• **Task details**: Pick up the text on the Methodist Watch Night service from its last line and continue it.

--- START Source ---

A Methodist tradition I cherish is the Watch Night service. It all began, as John Wesley recounts in his Short History of the People called Methodists (1781),1 on the evening of August 11 1755 in the French church of Spitalfields in London (that is, in the "Old French Church" on Grey Eagle Street, which, after acquisition, became the base for Wesleyan expansion in London's East End). 1,800 people were in attendance. Huguenots whose ancestors had escaped France in the wake of the Revocation of the Edict of Nantes (Oct 22 1685) had built the chapel. Like the Huguenots who built the chapel, the early Methodists knew themselves to be pilgrims and strangers in a strange land. They were acutely aware that we have nothing on earth to call our own except the relationship we nurture with the good, the true, and the beautiful, a relationship they cultivated in the Christ of God encountered in worship and the preaching of the Word.
In reference to that occasion in his Journal, John Wesley, who spearheaded the Methodist movement out of commitment to the spiritually homeless, reports that he adapted a treatise of the Puritan Richard_Alleine, "that blessed man," for the purposes of a covenant service.2 Sensing the value, Wesley persisted in holding covenant services on subsequent rounds among the Methodist societies. 25 years later, 42 years into the revival (it began in 1738), he published Directions for Renewing Our Covenant With God (1780). In the alarm and call, in the focus on covenant, the influence of Puritan theology is clear.3 Covenant prayer has been a feature of Watch Night services ever since.
Watch Night services are celebrated on New Year’s Eve or the first Sunday of the New Year by Methodist and Baptist congregations in various parts of the world. Similar services are part of the tradition of Moravians, Lutherans, and the Church of Scotland.
A précis of Wesley's covenant prayer appears as #607 in the 1989 United Methodist Hymnal, previously printed in the 1936 edition of the Book of Offices of the British Methodist Church, and in the Book of Common Worship of the Church of South India, 1962.4 It goes like this.
I am no longer my own, but thine.
Put me to what thou wilt,
rank me with whom thou wilt.
Put me to doing, put me to suffering.
Let me be employed for thee or laid aside for thee,
exalted for thee or brought low by thee.
Let me be full, let me be empty.
Let me have all things, let me have nothing.
I freely and heartily yield all things
to thy pleasure and disposal.
And now, O glorious and blessed God,
Father, Son, and Holy Spirit,
Thou art mine and I am thine. So be it.
And the covenant which I have made on earth,
Let it be ratified in heaven. Amen.

--- END Source ---
--- START Provided information ---

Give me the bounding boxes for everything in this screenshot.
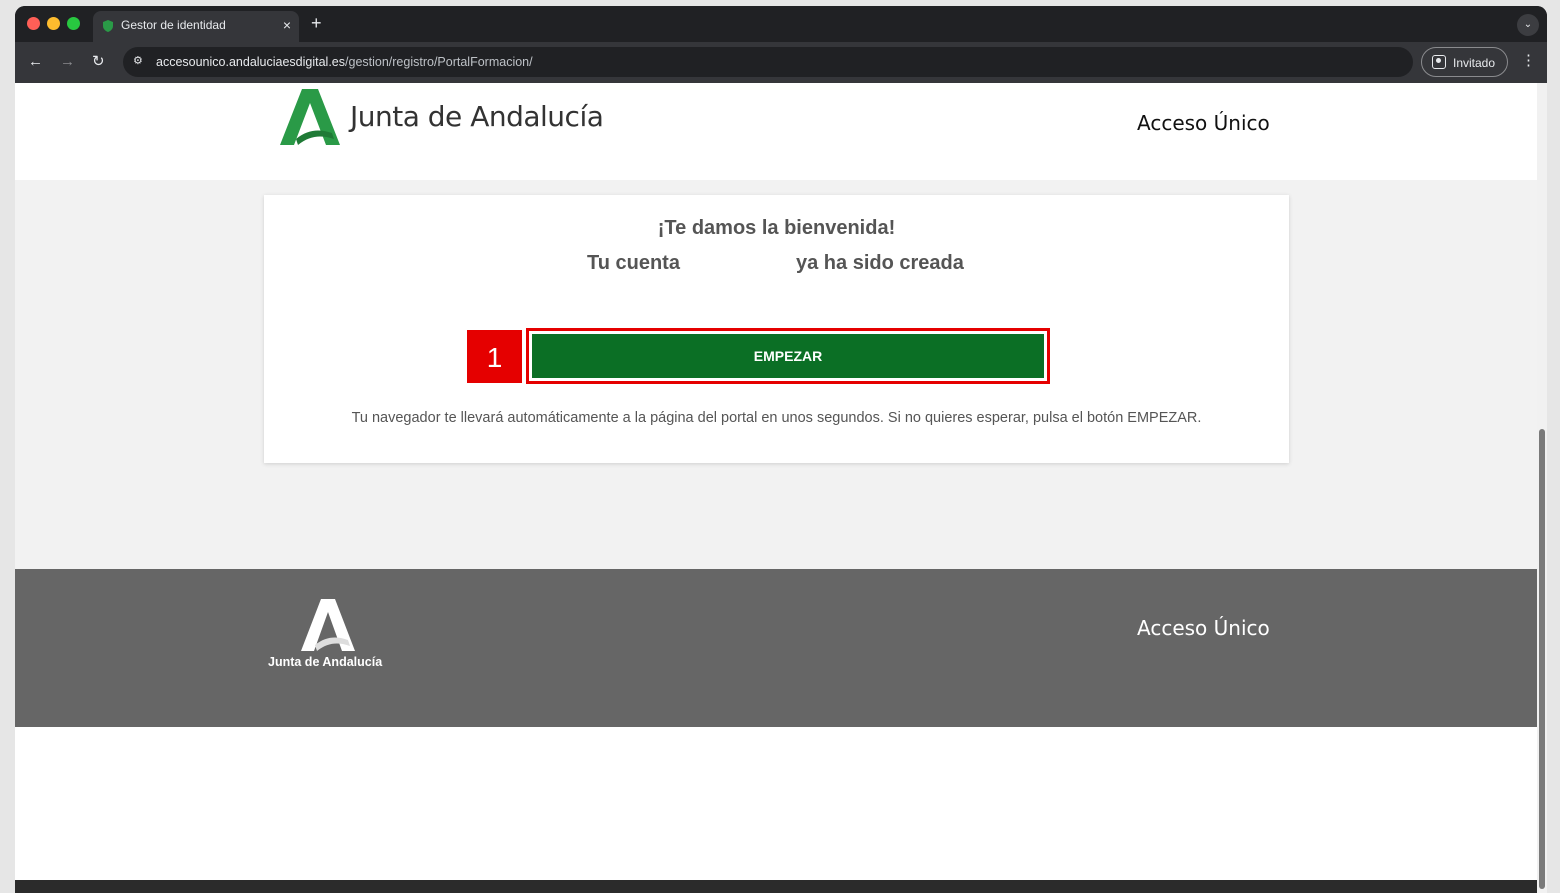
- site-footer: Junta de Andalucía Acceso Único: [15, 569, 1537, 727]
- url-host: accesounico.andaluciaesdigital.es: [156, 55, 346, 69]
- browser-toolbar: ← → ↻ ⚙ accesounico.andaluciaesdigital.e…: [15, 42, 1547, 83]
- account-suffix: ya ha sido creada: [796, 252, 964, 274]
- main-content: ¡Te damos la bienvenida! Tu cuenta ya ha…: [15, 180, 1537, 569]
- redirect-info-text: Tu navegador te llevará automáticamente …: [351, 410, 1202, 426]
- address-bar[interactable]: ⚙ accesounico.andaluciaesdigital.es/gest…: [123, 47, 1413, 77]
- scrollbar-thumb[interactable]: [1539, 429, 1545, 889]
- header-title: Acceso Único: [1137, 111, 1270, 135]
- browser-window: Gestor de identidad × + ⌄ ← → ↻ ⚙ acceso…: [15, 6, 1547, 893]
- back-arrow-icon[interactable]: ←: [28, 53, 43, 71]
- profile-icon: [1432, 55, 1446, 69]
- page-viewport: Junta de Andalucía Acceso Único ¡Te damo…: [15, 83, 1537, 893]
- profile-button[interactable]: Invitado: [1421, 47, 1508, 77]
- junta-logo-icon: [280, 89, 340, 145]
- close-window-button[interactable]: [27, 17, 40, 30]
- url-path: /gestion/registro/PortalFormacion/: [345, 55, 533, 69]
- site-settings-icon[interactable]: ⚙: [133, 54, 143, 67]
- footer-logo-text: Junta de Andalucía: [268, 655, 383, 669]
- tab-strip: Gestor de identidad × + ⌄: [15, 6, 1547, 42]
- account-created-line: Tu cuenta ya ha sido creada: [264, 252, 1289, 278]
- footer-title: Acceso Único: [1137, 616, 1270, 640]
- tab-title: Gestor de identidad: [121, 18, 226, 32]
- close-icon[interactable]: ×: [283, 17, 291, 33]
- account-prefix: Tu cuenta: [587, 252, 680, 274]
- minimize-window-button[interactable]: [47, 17, 60, 30]
- page-blank-area: [15, 727, 1537, 893]
- welcome-card: ¡Te damos la bienvenida! Tu cuenta ya ha…: [264, 195, 1289, 463]
- chevron-down-icon[interactable]: ⌄: [1517, 14, 1539, 36]
- scrollbar[interactable]: [1537, 83, 1547, 893]
- tab-gestor-identidad[interactable]: Gestor de identidad ×: [93, 11, 299, 42]
- maximize-window-button[interactable]: [67, 17, 80, 30]
- junta-logo-icon: [301, 599, 355, 651]
- url-text[interactable]: accesounico.andaluciaesdigital.es/gestio…: [156, 55, 533, 69]
- logo-text: Junta de Andalucía: [350, 100, 604, 133]
- profile-label: Invitado: [1453, 56, 1496, 70]
- reload-icon[interactable]: ↻: [92, 53, 105, 71]
- new-tab-button[interactable]: +: [311, 14, 322, 32]
- welcome-heading: ¡Te damos la bienvenida!: [657, 217, 896, 239]
- more-menu-icon[interactable]: ⋮: [1521, 53, 1536, 69]
- forward-arrow-icon[interactable]: →: [60, 53, 75, 71]
- start-button[interactable]: EMPEZAR: [532, 334, 1044, 378]
- shield-icon: [103, 20, 113, 32]
- step-badge: 1: [467, 330, 522, 383]
- window-bottom-edge: [15, 880, 1537, 893]
- site-header: Junta de Andalucía Acceso Único: [15, 83, 1537, 180]
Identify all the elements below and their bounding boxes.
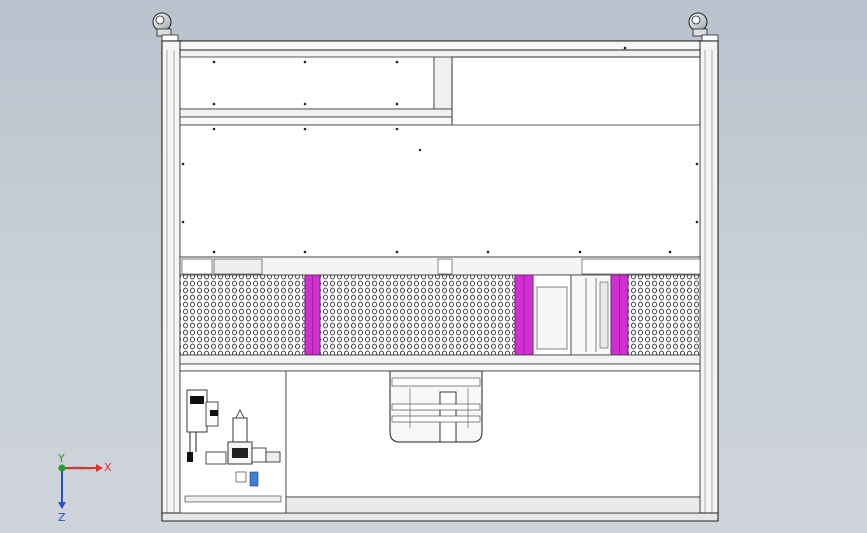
- caster-left: [152, 12, 179, 43]
- upper-left-panel: [179, 56, 453, 126]
- y-axis-label: Y: [57, 452, 65, 465]
- center-access-window: [389, 370, 483, 443]
- mesh-section: [179, 256, 701, 372]
- caster-right: [688, 12, 719, 43]
- middle-panel: [179, 124, 701, 258]
- coordinate-triad: X Y Z: [57, 452, 112, 524]
- cad-drawing-viewport: X Y Z: [57, 12, 719, 524]
- x-axis-label: X: [104, 461, 112, 474]
- pneumatic-bay: [179, 370, 287, 514]
- lower-right-panel: [285, 370, 701, 514]
- y-axis-dot: [58, 464, 66, 472]
- z-axis-label: Z: [58, 511, 66, 524]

--- END Provided information ---

• **The output**:
Devotion of this kind is found in prayer around the world in which an I-Thou relationship with providence is sought out. Except for the Trinitarian formula, analogous devotion to a personal God is typical of the bhakti movement associated with monotheistic Hinduism. From the standpoint of one monotheism vis-à-vis another, the fact might well be considered a manifestation of common grace. This is not to say that "God" is identical across the monotheisms of the world. On the contrary, as Stephen Prothero has argued, God is Not One.5 Theological differences are not a matter of indifference.
I have fond memories of Watch Night services among Italian Methodists. In the kitchen and courtyard of the Methodist Church of Scicli in the province of Ragusa, Sicily, it was a time of joy and anticipation and fellowship over food – what else among Methodists? Dancing too, in Liberia, as my colleague Jakes Voker of Wesley United Methodist Church (Oshkosh WI) points out to me. This side of the Atlantic, the first Watch Night service was held on Nov 1 1770, at St. George’s Church in Philadelphia. The African-American community has always prized the Watch Night service.6
In the antebellum South, at the end of the year, slave owners would count up their property and if necessary sell slaves to pay debts. Slaves did not always know on New Year’s Eve if they would stay together. New Year’s Eve was sometimes the last night a family of slaves remained united. The Covenant Prayer, re-read with that precipice in mind, is powerful.
Watch Night was overlaid with new significance during the Civil War. President Abraham Lincoln signed the Emancipation Proclamation; it was to take effect on January 1, 1863. Slaves sat up the night before, Freedom’s Eve, waiting for freedom, if only haltingly and incompletely, to arrive at midnight. The Emancipation Proclamation continues to be read at Watch Night services in history-conscious African-American churches.
From a phenomenological and theological point of view, covenant prayer in the style of Alleine and Wesley is a response to the anticipated initiative of a provident God. It is hope expressed in the language of dedication.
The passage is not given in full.